(WRITTEN TASK) Only the number is wanted: how many lines of the data contain "上海某电子科技有限公司"?

(Extracted data entries)
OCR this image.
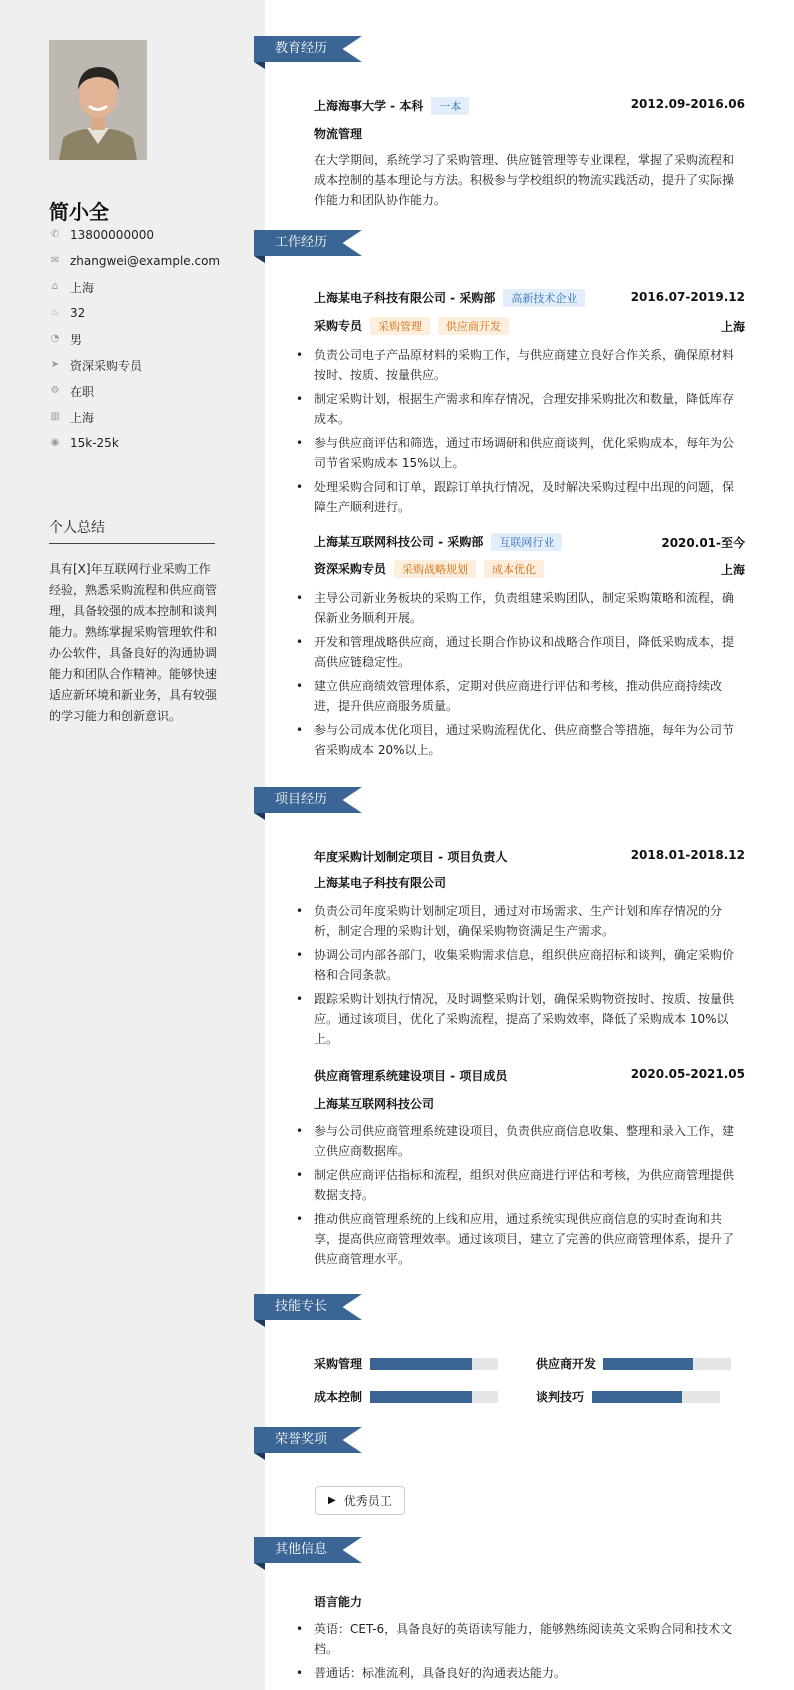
简小全
✆ 13800000000
✉ zhangwei@example.com
⌂ 上海
♨ 32
◔ 男
➤ 资深采购专员
⚙ 在职
▥ 上海
◉ 15k-25k
个人总结
具有[X]年互联网行业采购工作经验，熟悉采购流程和供应商管理，具备较强的成本控制和谈判能力。熟练掌握采购管理软件和办公软件，具备良好的沟通协调能力和团队合作精神。能够快速适应新环境和新业务，具有较强的学习能力和创新意识。
教育经历
上海海事大学 - 本科 一本	2012.09-2016.06
物流管理
在大学期间，系统学习了采购管理、供应链管理等专业课程，掌握了采购流程和成本控制的基本理论与方法。积极参与学校组织的物流实践活动，提升了实际操作能力和团队协作能力。
工作经历
上海某电子科技有限公司 - 采购部 高新技术企业	2016.07-2019.12
采购专员 采购管理 供应商开发	上海
• 负责公司电子产品原材料的采购工作，与供应商建立良好合作关系，确保原材料按时、按质、按量供应。
• 制定采购计划，根据生产需求和库存情况，合理安排采购批次和数量，降低库存成本。
• 参与供应商评估和筛选，通过市场调研和供应商谈判，优化采购成本，每年为公司节省采购成本 15%以上。
• 处理采购合同和订单，跟踪订单执行情况，及时解决采购过程中出现的问题，保障生产顺利进行。
上海某互联网科技公司 - 采购部 互联网行业	2020.01-至今
资深采购专员 采购战略规划 成本优化	上海
• 主导公司新业务板块的采购工作，负责组建采购团队，制定采购策略和流程，确保新业务顺利开展。
• 开发和管理战略供应商，通过长期合作协议和战略合作项目，降低采购成本，提高供应链稳定性。
• 建立供应商绩效管理体系，定期对供应商进行评估和考核，推动供应商持续改进，提升供应商服务质量。
• 参与公司成本优化项目，通过采购流程优化、供应商整合等措施，每年为公司节省采购成本 20%以上。
项目经历
年度采购计划制定项目 - 项目负责人	2018.01-2018.12
上海某电子科技有限公司
• 负责公司年度采购计划制定项目，通过对市场需求、生产计划和库存情况的分析，制定合理的采购计划，确保采购物资满足生产需求。
• 协调公司内部各部门，收集采购需求信息，组织供应商招标和谈判，确定采购价格和合同条款。
• 跟踪采购计划执行情况，及时调整采购计划，确保采购物资按时、按质、按量供应。通过该项目，优化了采购流程，提高了采购效率，降低了采购成本 10%以上。
供应商管理系统建设项目 - 项目成员	2020.05-2021.05
上海某互联网科技公司
• 参与公司供应商管理系统建设项目，负责供应商信息收集、整理和录入工作，建立供应商数据库。
• 制定供应商评估指标和流程，组织对供应商进行评估和考核，为供应商管理提供数据支持。
• 推动供应商管理系统的上线和应用，通过系统实现供应商信息的实时查询和共享，提高供应商管理效率。通过该项目，建立了完善的供应商管理体系，提升了供应商管理水平。
技能专长
采购管理	供应商开发
成本控制	谈判技巧
荣誉奖项
▶ 优秀员工
其他信息
语言能力
• 英语：CET-6，具备良好的英语读写能力，能够熟练阅读英文采购合同和技术文档。
• 普通话：标准流利，具备良好的沟通表达能力。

(SOLUTION FOR THIS PROBLEM) 2